WORK REQUIRED:
Below is a block of records; reproduce all of them exactly and leave out any pictures.

● ● ● ● ● ● ●

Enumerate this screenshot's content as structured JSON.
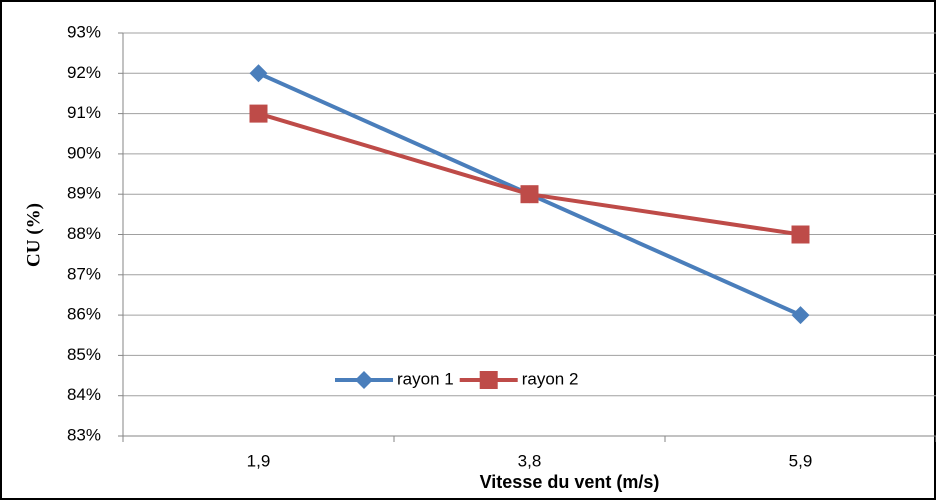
{
  "chart_data": {
    "type": "line",
    "x_label": "Vitesse du vent (m/s)",
    "y_label": "CU (%)",
    "categories": [
      "1,9",
      "3,8",
      "5,9"
    ],
    "series": [
      {
        "name": "rayon 1",
        "color": "#4a7ebb",
        "marker": "diamond",
        "values": [
          92,
          89,
          86
        ]
      },
      {
        "name": "rayon 2",
        "color": "#be4b48",
        "marker": "square",
        "values": [
          91,
          89,
          88
        ]
      }
    ],
    "ylim": [
      83,
      93
    ],
    "yticks": [
      {
        "value": 83,
        "label": "83%"
      },
      {
        "value": 84,
        "label": "84%"
      },
      {
        "value": 85,
        "label": "85%"
      },
      {
        "value": 86,
        "label": "86%"
      },
      {
        "value": 87,
        "label": "87%"
      },
      {
        "value": 88,
        "label": "88%"
      },
      {
        "value": 89,
        "label": "89%"
      },
      {
        "value": 90,
        "label": "90%"
      },
      {
        "value": 91,
        "label": "91%"
      },
      {
        "value": 92,
        "label": "92%"
      },
      {
        "value": 93,
        "label": "93%"
      }
    ],
    "grid": true,
    "legend": "bottom"
  }
}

● ● ● ● ● ● ●

FULL SOLUTION:
Enumerate this screenshot's content as structured JSON.
{
  "chart_data": {
    "type": "line",
    "x_label": "Vitesse du vent (m/s)",
    "y_label": "CU (%)",
    "categories": [
      "1,9",
      "3,8",
      "5,9"
    ],
    "series": [
      {
        "name": "rayon 1",
        "color": "#4a7ebb",
        "marker": "diamond",
        "values": [
          92,
          89,
          86
        ]
      },
      {
        "name": "rayon 2",
        "color": "#be4b48",
        "marker": "square",
        "values": [
          91,
          89,
          88
        ]
      }
    ],
    "ylim": [
      83,
      93
    ],
    "yticks": [
      {
        "value": 83,
        "label": "83%"
      },
      {
        "value": 84,
        "label": "84%"
      },
      {
        "value": 85,
        "label": "85%"
      },
      {
        "value": 86,
        "label": "86%"
      },
      {
        "value": 87,
        "label": "87%"
      },
      {
        "value": 88,
        "label": "88%"
      },
      {
        "value": 89,
        "label": "89%"
      },
      {
        "value": 90,
        "label": "90%"
      },
      {
        "value": 91,
        "label": "91%"
      },
      {
        "value": 92,
        "label": "92%"
      },
      {
        "value": 93,
        "label": "93%"
      }
    ],
    "grid": true,
    "legend": "bottom"
  }
}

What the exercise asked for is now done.